Go through the material below and copy each line where the word "IFRS" appears.
— START Data records —
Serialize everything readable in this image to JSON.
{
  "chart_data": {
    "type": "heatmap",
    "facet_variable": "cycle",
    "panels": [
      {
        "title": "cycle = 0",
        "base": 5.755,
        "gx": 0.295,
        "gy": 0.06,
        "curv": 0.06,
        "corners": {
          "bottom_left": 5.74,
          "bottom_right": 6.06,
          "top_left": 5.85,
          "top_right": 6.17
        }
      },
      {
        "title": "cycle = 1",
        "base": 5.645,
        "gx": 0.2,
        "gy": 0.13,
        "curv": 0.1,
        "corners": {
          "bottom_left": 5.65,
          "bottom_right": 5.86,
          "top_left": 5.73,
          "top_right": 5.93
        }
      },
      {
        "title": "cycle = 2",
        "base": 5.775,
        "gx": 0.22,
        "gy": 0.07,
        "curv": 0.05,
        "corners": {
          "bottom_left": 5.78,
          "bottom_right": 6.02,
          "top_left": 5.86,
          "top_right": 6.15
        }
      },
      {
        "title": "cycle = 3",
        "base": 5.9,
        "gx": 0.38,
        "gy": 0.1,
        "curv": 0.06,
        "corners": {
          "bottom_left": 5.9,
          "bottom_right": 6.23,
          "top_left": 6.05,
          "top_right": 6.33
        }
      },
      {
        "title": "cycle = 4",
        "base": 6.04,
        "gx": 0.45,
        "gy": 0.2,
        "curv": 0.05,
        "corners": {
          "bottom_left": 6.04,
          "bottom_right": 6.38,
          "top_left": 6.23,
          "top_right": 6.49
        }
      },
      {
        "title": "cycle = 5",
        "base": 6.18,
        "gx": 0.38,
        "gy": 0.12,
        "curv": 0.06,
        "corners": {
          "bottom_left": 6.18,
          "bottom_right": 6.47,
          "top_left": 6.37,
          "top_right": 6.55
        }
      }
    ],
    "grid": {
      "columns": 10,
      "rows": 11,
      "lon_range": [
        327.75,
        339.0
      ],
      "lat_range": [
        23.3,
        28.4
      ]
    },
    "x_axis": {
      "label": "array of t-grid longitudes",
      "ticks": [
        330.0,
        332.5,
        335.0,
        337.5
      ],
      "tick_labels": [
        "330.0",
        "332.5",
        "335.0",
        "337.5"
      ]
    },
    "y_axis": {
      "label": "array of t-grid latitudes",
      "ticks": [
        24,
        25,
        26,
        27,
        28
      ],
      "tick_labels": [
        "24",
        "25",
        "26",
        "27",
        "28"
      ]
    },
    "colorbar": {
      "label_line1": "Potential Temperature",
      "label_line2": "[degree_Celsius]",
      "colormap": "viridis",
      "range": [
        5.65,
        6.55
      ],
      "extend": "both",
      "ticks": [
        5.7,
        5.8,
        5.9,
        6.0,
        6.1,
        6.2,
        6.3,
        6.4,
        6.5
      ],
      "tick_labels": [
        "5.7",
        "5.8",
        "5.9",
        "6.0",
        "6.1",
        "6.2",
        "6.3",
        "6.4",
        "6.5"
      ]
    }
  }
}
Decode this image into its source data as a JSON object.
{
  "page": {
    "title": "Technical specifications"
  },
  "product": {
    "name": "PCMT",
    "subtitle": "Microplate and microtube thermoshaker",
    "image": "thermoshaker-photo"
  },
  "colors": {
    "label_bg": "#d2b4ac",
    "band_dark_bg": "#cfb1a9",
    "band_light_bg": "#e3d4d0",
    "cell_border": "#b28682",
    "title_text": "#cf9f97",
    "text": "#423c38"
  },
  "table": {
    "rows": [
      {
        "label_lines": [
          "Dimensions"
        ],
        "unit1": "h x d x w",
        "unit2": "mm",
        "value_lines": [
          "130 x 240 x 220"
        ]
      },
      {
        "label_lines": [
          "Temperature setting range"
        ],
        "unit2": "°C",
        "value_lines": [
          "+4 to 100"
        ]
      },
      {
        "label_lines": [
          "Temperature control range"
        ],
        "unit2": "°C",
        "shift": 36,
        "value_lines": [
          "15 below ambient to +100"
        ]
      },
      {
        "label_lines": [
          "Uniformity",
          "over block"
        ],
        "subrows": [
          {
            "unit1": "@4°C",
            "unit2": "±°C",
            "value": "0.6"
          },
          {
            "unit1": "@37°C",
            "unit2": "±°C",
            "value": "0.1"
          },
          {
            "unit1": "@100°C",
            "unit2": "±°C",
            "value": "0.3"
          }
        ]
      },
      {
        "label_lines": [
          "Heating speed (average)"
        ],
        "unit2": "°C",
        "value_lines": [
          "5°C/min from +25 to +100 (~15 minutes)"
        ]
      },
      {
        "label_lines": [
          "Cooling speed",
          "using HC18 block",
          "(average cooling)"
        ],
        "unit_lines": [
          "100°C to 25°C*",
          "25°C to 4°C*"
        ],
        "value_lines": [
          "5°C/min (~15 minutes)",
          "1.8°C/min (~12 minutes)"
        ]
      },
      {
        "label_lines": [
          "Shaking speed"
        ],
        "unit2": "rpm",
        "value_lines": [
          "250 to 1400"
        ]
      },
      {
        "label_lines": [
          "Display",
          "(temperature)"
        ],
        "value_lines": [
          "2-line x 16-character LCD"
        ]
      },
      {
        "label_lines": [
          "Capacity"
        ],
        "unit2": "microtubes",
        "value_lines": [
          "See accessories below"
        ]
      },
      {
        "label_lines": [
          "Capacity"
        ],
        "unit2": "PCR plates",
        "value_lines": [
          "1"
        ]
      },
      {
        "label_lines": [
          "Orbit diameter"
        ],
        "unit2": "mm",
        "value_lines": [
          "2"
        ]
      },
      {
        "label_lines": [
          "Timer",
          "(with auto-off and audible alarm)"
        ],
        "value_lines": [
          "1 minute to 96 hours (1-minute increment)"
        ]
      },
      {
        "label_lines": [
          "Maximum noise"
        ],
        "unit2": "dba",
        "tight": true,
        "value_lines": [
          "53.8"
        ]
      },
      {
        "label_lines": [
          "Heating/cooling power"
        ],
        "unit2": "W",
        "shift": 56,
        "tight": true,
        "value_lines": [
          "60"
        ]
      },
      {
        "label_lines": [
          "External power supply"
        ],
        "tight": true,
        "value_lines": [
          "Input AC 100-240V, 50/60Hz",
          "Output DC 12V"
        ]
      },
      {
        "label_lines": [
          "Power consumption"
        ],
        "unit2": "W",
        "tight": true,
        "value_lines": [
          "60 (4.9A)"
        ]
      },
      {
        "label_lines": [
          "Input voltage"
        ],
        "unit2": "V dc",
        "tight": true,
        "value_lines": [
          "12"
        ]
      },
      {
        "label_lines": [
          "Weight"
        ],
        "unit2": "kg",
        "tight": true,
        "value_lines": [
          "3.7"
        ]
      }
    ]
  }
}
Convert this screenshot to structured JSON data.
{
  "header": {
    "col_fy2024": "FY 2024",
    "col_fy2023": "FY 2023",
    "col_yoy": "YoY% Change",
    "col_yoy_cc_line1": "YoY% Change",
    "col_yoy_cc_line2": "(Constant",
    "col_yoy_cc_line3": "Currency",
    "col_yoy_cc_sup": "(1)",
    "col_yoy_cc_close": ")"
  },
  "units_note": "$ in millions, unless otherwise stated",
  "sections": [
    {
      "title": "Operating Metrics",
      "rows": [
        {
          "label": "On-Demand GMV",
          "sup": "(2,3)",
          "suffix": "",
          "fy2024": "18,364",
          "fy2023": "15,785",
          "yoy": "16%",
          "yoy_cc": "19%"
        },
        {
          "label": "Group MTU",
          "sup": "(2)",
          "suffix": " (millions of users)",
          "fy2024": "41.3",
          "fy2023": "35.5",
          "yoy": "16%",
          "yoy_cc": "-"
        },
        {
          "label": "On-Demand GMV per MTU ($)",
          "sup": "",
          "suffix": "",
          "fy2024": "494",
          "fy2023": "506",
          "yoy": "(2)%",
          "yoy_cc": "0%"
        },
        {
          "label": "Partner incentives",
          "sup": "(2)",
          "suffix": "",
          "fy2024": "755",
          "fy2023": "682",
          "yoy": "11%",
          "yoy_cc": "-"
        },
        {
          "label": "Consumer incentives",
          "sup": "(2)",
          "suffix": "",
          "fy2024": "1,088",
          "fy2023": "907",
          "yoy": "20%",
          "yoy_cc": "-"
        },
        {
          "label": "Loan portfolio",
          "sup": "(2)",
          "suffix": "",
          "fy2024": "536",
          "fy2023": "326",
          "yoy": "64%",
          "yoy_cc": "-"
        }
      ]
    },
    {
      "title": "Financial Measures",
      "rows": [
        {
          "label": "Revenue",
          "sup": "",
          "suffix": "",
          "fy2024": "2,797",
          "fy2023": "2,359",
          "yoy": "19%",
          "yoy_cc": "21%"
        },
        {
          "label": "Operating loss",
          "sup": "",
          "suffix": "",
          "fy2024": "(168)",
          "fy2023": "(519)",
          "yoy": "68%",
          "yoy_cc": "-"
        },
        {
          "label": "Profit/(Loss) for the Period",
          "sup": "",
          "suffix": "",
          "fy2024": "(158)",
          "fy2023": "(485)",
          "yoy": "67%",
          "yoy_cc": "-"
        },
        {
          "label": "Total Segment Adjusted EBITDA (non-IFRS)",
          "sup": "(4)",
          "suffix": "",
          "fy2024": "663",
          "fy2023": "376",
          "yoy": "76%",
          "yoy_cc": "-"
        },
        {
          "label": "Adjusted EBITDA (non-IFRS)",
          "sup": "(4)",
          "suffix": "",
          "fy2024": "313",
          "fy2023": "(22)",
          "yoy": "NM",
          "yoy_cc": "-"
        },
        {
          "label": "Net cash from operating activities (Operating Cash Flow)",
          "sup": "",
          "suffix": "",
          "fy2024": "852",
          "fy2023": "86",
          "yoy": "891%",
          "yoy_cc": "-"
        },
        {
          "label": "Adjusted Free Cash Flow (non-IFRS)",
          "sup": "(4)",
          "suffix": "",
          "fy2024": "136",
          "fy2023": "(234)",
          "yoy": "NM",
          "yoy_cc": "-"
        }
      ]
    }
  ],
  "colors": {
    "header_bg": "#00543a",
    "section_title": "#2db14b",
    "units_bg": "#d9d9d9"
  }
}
— END Data records —
→ **Task output**
          "label": "Total Segment Adjusted EBITDA (non-IFRS)",
          "label": "Adjusted EBITDA (non-IFRS)",
          "label": "Adjusted Free Cash Flow (non-IFRS)",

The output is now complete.